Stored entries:
-- begin --

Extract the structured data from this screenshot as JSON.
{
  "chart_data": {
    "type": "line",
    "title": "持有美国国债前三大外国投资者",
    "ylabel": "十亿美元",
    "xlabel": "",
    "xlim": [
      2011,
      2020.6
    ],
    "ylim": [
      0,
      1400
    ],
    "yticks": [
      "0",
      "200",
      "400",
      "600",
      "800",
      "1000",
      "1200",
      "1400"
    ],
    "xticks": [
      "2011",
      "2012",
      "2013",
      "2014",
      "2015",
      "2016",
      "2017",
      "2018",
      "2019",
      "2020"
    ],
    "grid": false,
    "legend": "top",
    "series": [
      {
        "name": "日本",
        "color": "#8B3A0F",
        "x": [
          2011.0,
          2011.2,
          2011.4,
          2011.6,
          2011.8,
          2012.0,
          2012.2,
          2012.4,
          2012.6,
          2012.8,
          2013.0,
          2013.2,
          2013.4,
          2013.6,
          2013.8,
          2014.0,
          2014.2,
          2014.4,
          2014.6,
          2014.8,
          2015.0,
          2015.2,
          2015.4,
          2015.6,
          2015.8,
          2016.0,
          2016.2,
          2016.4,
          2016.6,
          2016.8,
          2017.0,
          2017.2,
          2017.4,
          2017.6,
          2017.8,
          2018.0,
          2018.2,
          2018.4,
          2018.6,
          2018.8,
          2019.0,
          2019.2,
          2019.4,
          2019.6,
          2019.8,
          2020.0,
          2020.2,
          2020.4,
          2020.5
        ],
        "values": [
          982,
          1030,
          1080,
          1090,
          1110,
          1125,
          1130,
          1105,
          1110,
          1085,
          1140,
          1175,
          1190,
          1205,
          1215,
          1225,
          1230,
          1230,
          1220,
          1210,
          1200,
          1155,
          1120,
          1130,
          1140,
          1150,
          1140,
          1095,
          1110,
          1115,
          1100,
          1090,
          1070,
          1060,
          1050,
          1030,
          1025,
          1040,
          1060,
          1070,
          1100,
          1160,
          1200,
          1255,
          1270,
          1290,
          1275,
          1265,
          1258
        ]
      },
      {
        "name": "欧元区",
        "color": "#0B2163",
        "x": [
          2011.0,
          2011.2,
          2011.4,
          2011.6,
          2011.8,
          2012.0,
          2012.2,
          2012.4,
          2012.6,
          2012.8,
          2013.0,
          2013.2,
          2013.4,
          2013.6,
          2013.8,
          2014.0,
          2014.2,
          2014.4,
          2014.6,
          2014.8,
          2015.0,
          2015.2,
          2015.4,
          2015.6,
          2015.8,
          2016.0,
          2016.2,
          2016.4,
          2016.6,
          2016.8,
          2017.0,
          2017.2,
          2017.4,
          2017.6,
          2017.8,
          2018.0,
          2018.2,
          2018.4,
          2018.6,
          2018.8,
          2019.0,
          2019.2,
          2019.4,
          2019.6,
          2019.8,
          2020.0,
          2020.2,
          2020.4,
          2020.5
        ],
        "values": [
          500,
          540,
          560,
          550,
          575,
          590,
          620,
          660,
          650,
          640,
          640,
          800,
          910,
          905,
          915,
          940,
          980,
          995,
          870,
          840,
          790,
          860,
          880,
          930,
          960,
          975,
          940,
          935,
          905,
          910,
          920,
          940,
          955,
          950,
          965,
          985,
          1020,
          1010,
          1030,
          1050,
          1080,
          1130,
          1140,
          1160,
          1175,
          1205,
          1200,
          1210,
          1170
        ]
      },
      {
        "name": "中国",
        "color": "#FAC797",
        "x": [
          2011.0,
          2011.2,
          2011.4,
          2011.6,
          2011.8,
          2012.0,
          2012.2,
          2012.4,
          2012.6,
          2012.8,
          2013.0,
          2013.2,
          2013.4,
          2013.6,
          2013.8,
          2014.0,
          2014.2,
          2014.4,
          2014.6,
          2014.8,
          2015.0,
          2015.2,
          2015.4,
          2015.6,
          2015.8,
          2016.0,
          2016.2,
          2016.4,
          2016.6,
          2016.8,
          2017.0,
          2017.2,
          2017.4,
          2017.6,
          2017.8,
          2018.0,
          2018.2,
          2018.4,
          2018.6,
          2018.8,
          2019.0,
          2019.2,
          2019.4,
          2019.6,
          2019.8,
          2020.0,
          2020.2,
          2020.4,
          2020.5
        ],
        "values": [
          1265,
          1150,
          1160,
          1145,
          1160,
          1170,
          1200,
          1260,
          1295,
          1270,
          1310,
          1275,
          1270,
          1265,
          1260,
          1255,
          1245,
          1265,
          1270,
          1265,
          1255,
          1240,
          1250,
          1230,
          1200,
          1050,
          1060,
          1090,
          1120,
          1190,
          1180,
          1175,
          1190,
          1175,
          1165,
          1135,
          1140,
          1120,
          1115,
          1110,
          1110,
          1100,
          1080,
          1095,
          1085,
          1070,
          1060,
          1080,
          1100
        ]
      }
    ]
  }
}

-- end --

Of all the lines in the listing above, how many include "color"? Write only the number.

◆ Result below
3